# Written instruction
Return the entries below verbatim. Pictures stay out.

Items listed in a dataset:
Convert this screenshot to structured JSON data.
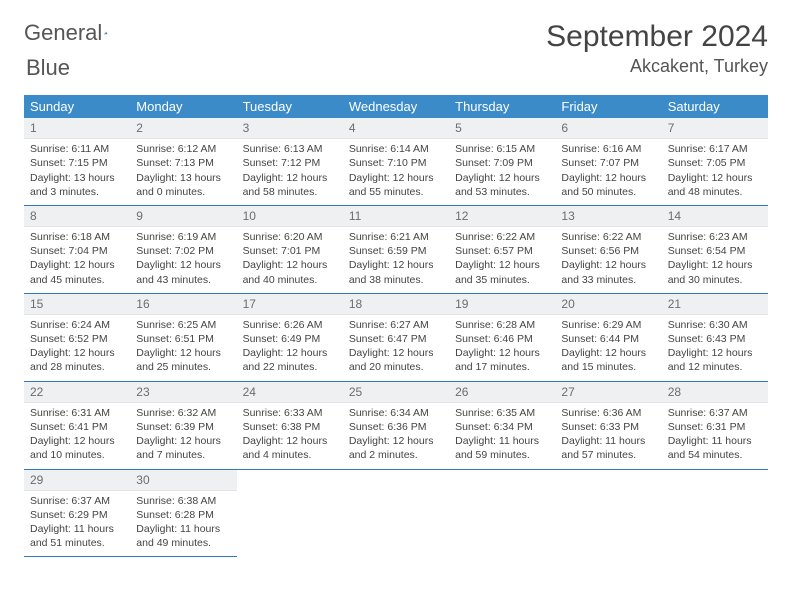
{
  "brand": {
    "word1": "General",
    "word2": "Blue",
    "logo_fill": "#2f7bbf"
  },
  "header": {
    "month_title": "September 2024",
    "location": "Akcakent, Turkey"
  },
  "theme": {
    "header_bg": "#3b8bc9",
    "header_text": "#ffffff",
    "rule_color": "#2f7bbf",
    "daynum_bg": "#eef0f2",
    "daynum_text": "#6a6e72",
    "body_text": "#444444"
  },
  "weekdays": [
    "Sunday",
    "Monday",
    "Tuesday",
    "Wednesday",
    "Thursday",
    "Friday",
    "Saturday"
  ],
  "weeks": [
    [
      {
        "n": "1",
        "sunrise": "6:11 AM",
        "sunset": "7:15 PM",
        "daylight": "13 hours and 3 minutes."
      },
      {
        "n": "2",
        "sunrise": "6:12 AM",
        "sunset": "7:13 PM",
        "daylight": "13 hours and 0 minutes."
      },
      {
        "n": "3",
        "sunrise": "6:13 AM",
        "sunset": "7:12 PM",
        "daylight": "12 hours and 58 minutes."
      },
      {
        "n": "4",
        "sunrise": "6:14 AM",
        "sunset": "7:10 PM",
        "daylight": "12 hours and 55 minutes."
      },
      {
        "n": "5",
        "sunrise": "6:15 AM",
        "sunset": "7:09 PM",
        "daylight": "12 hours and 53 minutes."
      },
      {
        "n": "6",
        "sunrise": "6:16 AM",
        "sunset": "7:07 PM",
        "daylight": "12 hours and 50 minutes."
      },
      {
        "n": "7",
        "sunrise": "6:17 AM",
        "sunset": "7:05 PM",
        "daylight": "12 hours and 48 minutes."
      }
    ],
    [
      {
        "n": "8",
        "sunrise": "6:18 AM",
        "sunset": "7:04 PM",
        "daylight": "12 hours and 45 minutes."
      },
      {
        "n": "9",
        "sunrise": "6:19 AM",
        "sunset": "7:02 PM",
        "daylight": "12 hours and 43 minutes."
      },
      {
        "n": "10",
        "sunrise": "6:20 AM",
        "sunset": "7:01 PM",
        "daylight": "12 hours and 40 minutes."
      },
      {
        "n": "11",
        "sunrise": "6:21 AM",
        "sunset": "6:59 PM",
        "daylight": "12 hours and 38 minutes."
      },
      {
        "n": "12",
        "sunrise": "6:22 AM",
        "sunset": "6:57 PM",
        "daylight": "12 hours and 35 minutes."
      },
      {
        "n": "13",
        "sunrise": "6:22 AM",
        "sunset": "6:56 PM",
        "daylight": "12 hours and 33 minutes."
      },
      {
        "n": "14",
        "sunrise": "6:23 AM",
        "sunset": "6:54 PM",
        "daylight": "12 hours and 30 minutes."
      }
    ],
    [
      {
        "n": "15",
        "sunrise": "6:24 AM",
        "sunset": "6:52 PM",
        "daylight": "12 hours and 28 minutes."
      },
      {
        "n": "16",
        "sunrise": "6:25 AM",
        "sunset": "6:51 PM",
        "daylight": "12 hours and 25 minutes."
      },
      {
        "n": "17",
        "sunrise": "6:26 AM",
        "sunset": "6:49 PM",
        "daylight": "12 hours and 22 minutes."
      },
      {
        "n": "18",
        "sunrise": "6:27 AM",
        "sunset": "6:47 PM",
        "daylight": "12 hours and 20 minutes."
      },
      {
        "n": "19",
        "sunrise": "6:28 AM",
        "sunset": "6:46 PM",
        "daylight": "12 hours and 17 minutes."
      },
      {
        "n": "20",
        "sunrise": "6:29 AM",
        "sunset": "6:44 PM",
        "daylight": "12 hours and 15 minutes."
      },
      {
        "n": "21",
        "sunrise": "6:30 AM",
        "sunset": "6:43 PM",
        "daylight": "12 hours and 12 minutes."
      }
    ],
    [
      {
        "n": "22",
        "sunrise": "6:31 AM",
        "sunset": "6:41 PM",
        "daylight": "12 hours and 10 minutes."
      },
      {
        "n": "23",
        "sunrise": "6:32 AM",
        "sunset": "6:39 PM",
        "daylight": "12 hours and 7 minutes."
      },
      {
        "n": "24",
        "sunrise": "6:33 AM",
        "sunset": "6:38 PM",
        "daylight": "12 hours and 4 minutes."
      },
      {
        "n": "25",
        "sunrise": "6:34 AM",
        "sunset": "6:36 PM",
        "daylight": "12 hours and 2 minutes."
      },
      {
        "n": "26",
        "sunrise": "6:35 AM",
        "sunset": "6:34 PM",
        "daylight": "11 hours and 59 minutes."
      },
      {
        "n": "27",
        "sunrise": "6:36 AM",
        "sunset": "6:33 PM",
        "daylight": "11 hours and 57 minutes."
      },
      {
        "n": "28",
        "sunrise": "6:37 AM",
        "sunset": "6:31 PM",
        "daylight": "11 hours and 54 minutes."
      }
    ],
    [
      {
        "n": "29",
        "sunrise": "6:37 AM",
        "sunset": "6:29 PM",
        "daylight": "11 hours and 51 minutes."
      },
      {
        "n": "30",
        "sunrise": "6:38 AM",
        "sunset": "6:28 PM",
        "daylight": "11 hours and 49 minutes."
      },
      null,
      null,
      null,
      null,
      null
    ]
  ],
  "labels": {
    "sunrise": "Sunrise: ",
    "sunset": "Sunset: ",
    "daylight": "Daylight: "
  }
}
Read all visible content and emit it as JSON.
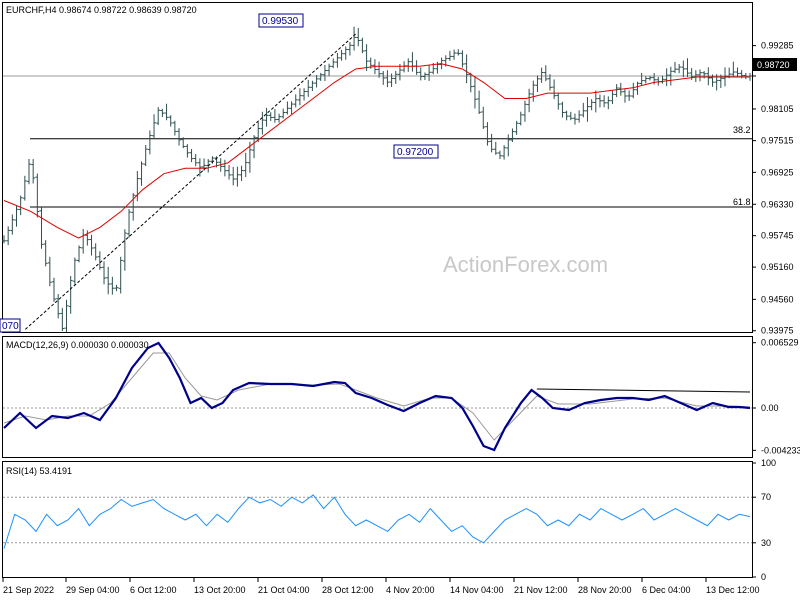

# Task solution
Convert this screenshot to structured JSON data.
{
  "brand": {
    "word1": "General",
    "word2": "Blue",
    "logo_fill": "#2f7bbf"
  },
  "header": {
    "month_title": "September 2024",
    "location": "Akcakent, Turkey"
  },
  "theme": {
    "header_bg": "#3b8bc9",
    "header_text": "#ffffff",
    "rule_color": "#2f7bbf",
    "daynum_bg": "#eef0f2",
    "daynum_text": "#6a6e72",
    "body_text": "#444444"
  },
  "weekdays": [
    "Sunday",
    "Monday",
    "Tuesday",
    "Wednesday",
    "Thursday",
    "Friday",
    "Saturday"
  ],
  "weeks": [
    [
      {
        "n": "1",
        "sunrise": "6:11 AM",
        "sunset": "7:15 PM",
        "daylight": "13 hours and 3 minutes."
      },
      {
        "n": "2",
        "sunrise": "6:12 AM",
        "sunset": "7:13 PM",
        "daylight": "13 hours and 0 minutes."
      },
      {
        "n": "3",
        "sunrise": "6:13 AM",
        "sunset": "7:12 PM",
        "daylight": "12 hours and 58 minutes."
      },
      {
        "n": "4",
        "sunrise": "6:14 AM",
        "sunset": "7:10 PM",
        "daylight": "12 hours and 55 minutes."
      },
      {
        "n": "5",
        "sunrise": "6:15 AM",
        "sunset": "7:09 PM",
        "daylight": "12 hours and 53 minutes."
      },
      {
        "n": "6",
        "sunrise": "6:16 AM",
        "sunset": "7:07 PM",
        "daylight": "12 hours and 50 minutes."
      },
      {
        "n": "7",
        "sunrise": "6:17 AM",
        "sunset": "7:05 PM",
        "daylight": "12 hours and 48 minutes."
      }
    ],
    [
      {
        "n": "8",
        "sunrise": "6:18 AM",
        "sunset": "7:04 PM",
        "daylight": "12 hours and 45 minutes."
      },
      {
        "n": "9",
        "sunrise": "6:19 AM",
        "sunset": "7:02 PM",
        "daylight": "12 hours and 43 minutes."
      },
      {
        "n": "10",
        "sunrise": "6:20 AM",
        "sunset": "7:01 PM",
        "daylight": "12 hours and 40 minutes."
      },
      {
        "n": "11",
        "sunrise": "6:21 AM",
        "sunset": "6:59 PM",
        "daylight": "12 hours and 38 minutes."
      },
      {
        "n": "12",
        "sunrise": "6:22 AM",
        "sunset": "6:57 PM",
        "daylight": "12 hours and 35 minutes."
      },
      {
        "n": "13",
        "sunrise": "6:22 AM",
        "sunset": "6:56 PM",
        "daylight": "12 hours and 33 minutes."
      },
      {
        "n": "14",
        "sunrise": "6:23 AM",
        "sunset": "6:54 PM",
        "daylight": "12 hours and 30 minutes."
      }
    ],
    [
      {
        "n": "15",
        "sunrise": "6:24 AM",
        "sunset": "6:52 PM",
        "daylight": "12 hours and 28 minutes."
      },
      {
        "n": "16",
        "sunrise": "6:25 AM",
        "sunset": "6:51 PM",
        "daylight": "12 hours and 25 minutes."
      },
      {
        "n": "17",
        "sunrise": "6:26 AM",
        "sunset": "6:49 PM",
        "daylight": "12 hours and 22 minutes."
      },
      {
        "n": "18",
        "sunrise": "6:27 AM",
        "sunset": "6:47 PM",
        "daylight": "12 hours and 20 minutes."
      },
      {
        "n": "19",
        "sunrise": "6:28 AM",
        "sunset": "6:46 PM",
        "daylight": "12 hours and 17 minutes."
      },
      {
        "n": "20",
        "sunrise": "6:29 AM",
        "sunset": "6:44 PM",
        "daylight": "12 hours and 15 minutes."
      },
      {
        "n": "21",
        "sunrise": "6:30 AM",
        "sunset": "6:43 PM",
        "daylight": "12 hours and 12 minutes."
      }
    ],
    [
      {
        "n": "22",
        "sunrise": "6:31 AM",
        "sunset": "6:41 PM",
        "daylight": "12 hours and 10 minutes."
      },
      {
        "n": "23",
        "sunrise": "6:32 AM",
        "sunset": "6:39 PM",
        "daylight": "12 hours and 7 minutes."
      },
      {
        "n": "24",
        "sunrise": "6:33 AM",
        "sunset": "6:38 PM",
        "daylight": "12 hours and 4 minutes."
      },
      {
        "n": "25",
        "sunrise": "6:34 AM",
        "sunset": "6:36 PM",
        "daylight": "12 hours and 2 minutes."
      },
      {
        "n": "26",
        "sunrise": "6:35 AM",
        "sunset": "6:34 PM",
        "daylight": "11 hours and 59 minutes."
      },
      {
        "n": "27",
        "sunrise": "6:36 AM",
        "sunset": "6:33 PM",
        "daylight": "11 hours and 57 minutes."
      },
      {
        "n": "28",
        "sunrise": "6:37 AM",
        "sunset": "6:31 PM",
        "daylight": "11 hours and 54 minutes."
      }
    ],
    [
      {
        "n": "29",
        "sunrise": "6:37 AM",
        "sunset": "6:29 PM",
        "daylight": "11 hours and 51 minutes."
      },
      {
        "n": "30",
        "sunrise": "6:38 AM",
        "sunset": "6:28 PM",
        "daylight": "11 hours and 49 minutes."
      },
      null,
      null,
      null,
      null,
      null
    ]
  ],
  "labels": {
    "sunrise": "Sunrise: ",
    "sunset": "Sunset: ",
    "daylight": "Daylight: "
  }
}
Read all visible content and emit it as JSON.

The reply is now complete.